- _PROBLEM REQUIREMENTS_
Wherever the word "Mask" appears in a line, extract that line.

===============

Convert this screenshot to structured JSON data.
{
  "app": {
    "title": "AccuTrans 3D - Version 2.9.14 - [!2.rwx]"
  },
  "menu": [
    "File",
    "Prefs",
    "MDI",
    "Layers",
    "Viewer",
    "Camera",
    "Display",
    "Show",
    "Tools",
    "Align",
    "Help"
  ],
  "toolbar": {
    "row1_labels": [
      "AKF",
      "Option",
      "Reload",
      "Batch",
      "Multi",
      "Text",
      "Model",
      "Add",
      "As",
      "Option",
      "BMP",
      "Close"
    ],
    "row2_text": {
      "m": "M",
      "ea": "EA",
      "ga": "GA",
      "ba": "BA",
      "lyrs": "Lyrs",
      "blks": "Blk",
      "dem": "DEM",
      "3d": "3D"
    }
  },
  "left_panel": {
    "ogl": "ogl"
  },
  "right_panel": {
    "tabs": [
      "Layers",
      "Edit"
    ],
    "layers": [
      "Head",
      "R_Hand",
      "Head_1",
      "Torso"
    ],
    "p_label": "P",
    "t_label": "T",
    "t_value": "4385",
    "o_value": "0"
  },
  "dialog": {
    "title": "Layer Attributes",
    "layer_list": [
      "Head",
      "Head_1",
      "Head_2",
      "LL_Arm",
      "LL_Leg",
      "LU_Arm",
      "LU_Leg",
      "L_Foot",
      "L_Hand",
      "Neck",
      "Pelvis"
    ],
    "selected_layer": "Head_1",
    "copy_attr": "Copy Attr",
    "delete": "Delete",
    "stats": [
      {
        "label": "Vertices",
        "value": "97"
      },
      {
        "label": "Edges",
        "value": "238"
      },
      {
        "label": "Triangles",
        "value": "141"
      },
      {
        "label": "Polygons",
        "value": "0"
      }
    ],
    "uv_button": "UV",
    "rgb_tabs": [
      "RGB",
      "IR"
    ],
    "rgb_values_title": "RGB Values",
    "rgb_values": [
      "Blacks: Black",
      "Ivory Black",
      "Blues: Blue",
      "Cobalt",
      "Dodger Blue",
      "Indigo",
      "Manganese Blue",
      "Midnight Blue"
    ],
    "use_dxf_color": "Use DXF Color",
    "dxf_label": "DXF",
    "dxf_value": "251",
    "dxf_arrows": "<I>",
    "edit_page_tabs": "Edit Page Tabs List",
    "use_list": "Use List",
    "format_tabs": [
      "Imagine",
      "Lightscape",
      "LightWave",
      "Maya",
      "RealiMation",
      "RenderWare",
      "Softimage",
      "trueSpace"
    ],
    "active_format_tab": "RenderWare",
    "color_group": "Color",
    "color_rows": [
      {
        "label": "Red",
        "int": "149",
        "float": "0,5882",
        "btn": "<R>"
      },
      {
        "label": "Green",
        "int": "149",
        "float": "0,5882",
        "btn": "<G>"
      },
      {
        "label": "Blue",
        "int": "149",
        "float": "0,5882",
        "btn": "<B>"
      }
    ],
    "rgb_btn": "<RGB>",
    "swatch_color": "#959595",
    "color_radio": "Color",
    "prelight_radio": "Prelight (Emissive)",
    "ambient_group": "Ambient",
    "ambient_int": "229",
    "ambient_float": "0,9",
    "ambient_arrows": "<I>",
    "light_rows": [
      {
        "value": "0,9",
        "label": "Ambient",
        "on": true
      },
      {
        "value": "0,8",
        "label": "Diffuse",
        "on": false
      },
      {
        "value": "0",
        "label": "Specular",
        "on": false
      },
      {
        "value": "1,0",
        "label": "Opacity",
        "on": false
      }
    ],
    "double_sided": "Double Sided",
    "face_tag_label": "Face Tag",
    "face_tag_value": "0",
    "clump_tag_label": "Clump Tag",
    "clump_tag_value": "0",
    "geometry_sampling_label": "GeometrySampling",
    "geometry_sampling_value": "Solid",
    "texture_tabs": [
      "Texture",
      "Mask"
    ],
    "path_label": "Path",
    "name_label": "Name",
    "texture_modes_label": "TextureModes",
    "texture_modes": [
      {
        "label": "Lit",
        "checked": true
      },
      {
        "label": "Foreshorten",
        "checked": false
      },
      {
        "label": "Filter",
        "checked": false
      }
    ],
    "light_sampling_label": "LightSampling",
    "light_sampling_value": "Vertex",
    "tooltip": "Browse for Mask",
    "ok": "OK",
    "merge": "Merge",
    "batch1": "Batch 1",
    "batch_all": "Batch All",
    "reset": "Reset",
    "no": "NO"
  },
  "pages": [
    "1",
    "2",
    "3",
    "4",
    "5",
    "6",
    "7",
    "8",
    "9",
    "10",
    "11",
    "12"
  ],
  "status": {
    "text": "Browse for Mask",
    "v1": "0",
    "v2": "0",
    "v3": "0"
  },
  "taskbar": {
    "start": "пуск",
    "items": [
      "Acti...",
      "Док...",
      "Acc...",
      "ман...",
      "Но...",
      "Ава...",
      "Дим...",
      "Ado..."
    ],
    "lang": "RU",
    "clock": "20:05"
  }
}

===============

- _SOLUTION TO THIS TASK_
      "Mask"
    "tooltip": "Browse for Mask",
    "text": "Browse for Mask",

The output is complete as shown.